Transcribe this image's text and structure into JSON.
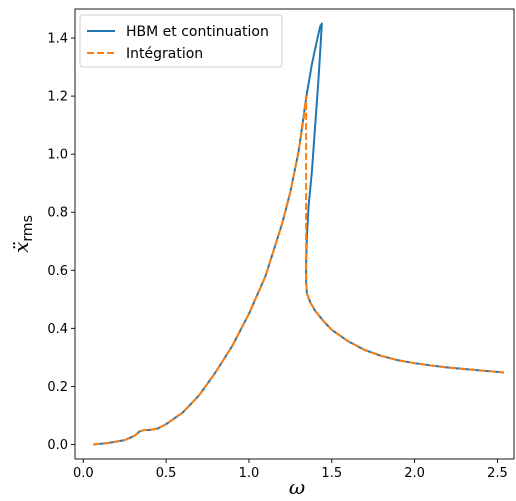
{
  "chart_data": {
    "type": "line",
    "xlabel": "ω",
    "ylabel_base": "ẍ",
    "ylabel_sub": "rms",
    "xlim": [
      -0.05,
      2.6
    ],
    "ylim": [
      -0.05,
      1.5
    ],
    "xticks": [
      0.0,
      0.5,
      1.0,
      1.5,
      2.0,
      2.5
    ],
    "xtick_labels": [
      "0.0",
      "0.5",
      "1.0",
      "1.5",
      "2.0",
      "2.5"
    ],
    "yticks": [
      0.0,
      0.2,
      0.4,
      0.6,
      0.8,
      1.0,
      1.2,
      1.4
    ],
    "ytick_labels": [
      "0.0",
      "0.2",
      "0.4",
      "0.6",
      "0.8",
      "1.0",
      "1.2",
      "1.4"
    ],
    "grid": false,
    "legend_position": "top-left",
    "series": [
      {
        "name": "HBM et continuation",
        "color": "#1f77b4",
        "style": "solid",
        "x": [
          0.06,
          0.15,
          0.25,
          0.31,
          0.34,
          0.37,
          0.4,
          0.45,
          0.5,
          0.6,
          0.7,
          0.8,
          0.9,
          1.0,
          1.1,
          1.2,
          1.25,
          1.3,
          1.35,
          1.38,
          1.41,
          1.43,
          1.44,
          1.435,
          1.42,
          1.4,
          1.38,
          1.36,
          1.35,
          1.345,
          1.345,
          1.35,
          1.37,
          1.4,
          1.45,
          1.5,
          1.6,
          1.7,
          1.8,
          1.9,
          2.0,
          2.1,
          2.2,
          2.3,
          2.4,
          2.5,
          2.54
        ],
        "y": [
          0.0,
          0.005,
          0.015,
          0.03,
          0.045,
          0.05,
          0.05,
          0.055,
          0.07,
          0.11,
          0.17,
          0.25,
          0.34,
          0.45,
          0.58,
          0.76,
          0.87,
          1.01,
          1.21,
          1.31,
          1.39,
          1.44,
          1.45,
          1.4,
          1.26,
          1.1,
          0.94,
          0.82,
          0.72,
          0.62,
          0.56,
          0.52,
          0.49,
          0.46,
          0.425,
          0.395,
          0.355,
          0.325,
          0.305,
          0.29,
          0.28,
          0.272,
          0.265,
          0.26,
          0.255,
          0.25,
          0.248
        ]
      },
      {
        "name": "Intégration",
        "color": "#ff7f0e",
        "style": "dashed",
        "x": [
          0.06,
          0.15,
          0.25,
          0.31,
          0.34,
          0.37,
          0.4,
          0.45,
          0.5,
          0.6,
          0.7,
          0.8,
          0.9,
          1.0,
          1.1,
          1.2,
          1.25,
          1.3,
          1.33,
          1.345,
          1.345,
          1.345,
          1.35,
          1.37,
          1.4,
          1.45,
          1.5,
          1.6,
          1.7,
          1.8,
          1.9,
          2.0,
          2.1,
          2.2,
          2.3,
          2.4,
          2.5,
          2.54
        ],
        "y": [
          0.0,
          0.005,
          0.015,
          0.03,
          0.045,
          0.05,
          0.05,
          0.055,
          0.07,
          0.11,
          0.17,
          0.25,
          0.34,
          0.45,
          0.58,
          0.76,
          0.87,
          1.01,
          1.12,
          1.2,
          0.9,
          0.58,
          0.52,
          0.49,
          0.46,
          0.425,
          0.395,
          0.355,
          0.325,
          0.305,
          0.29,
          0.28,
          0.272,
          0.265,
          0.26,
          0.255,
          0.25,
          0.248
        ]
      }
    ]
  }
}
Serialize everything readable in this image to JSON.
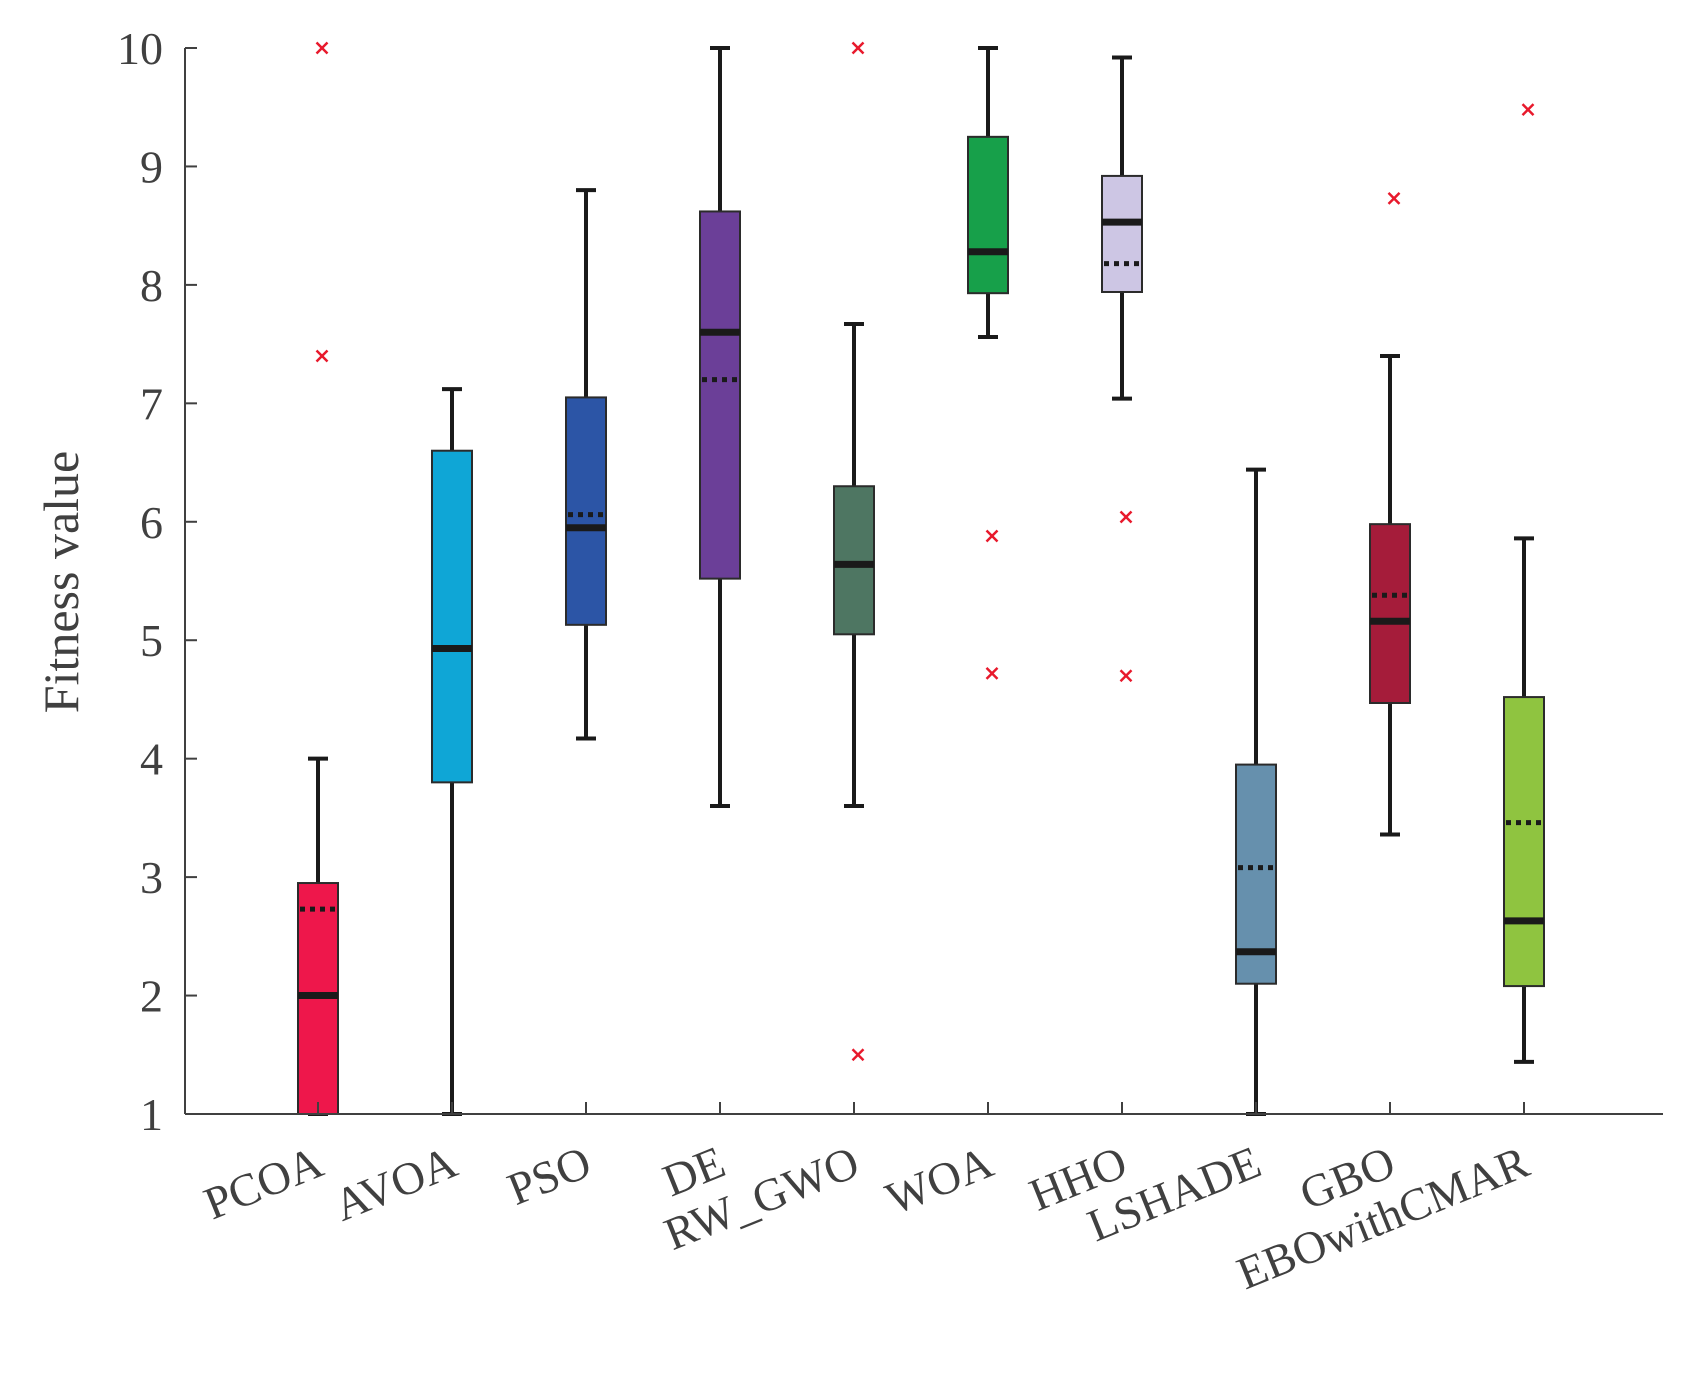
++++++++++++++++++++
» **WHAT IS NEEDED**
Locate the word "image" in the entries, and copy every line where it is found.

» **OUTPUT OF THE TASK**
Transcribe this image's text and structure into JSON.
Serialize everything readable in this image to JSON.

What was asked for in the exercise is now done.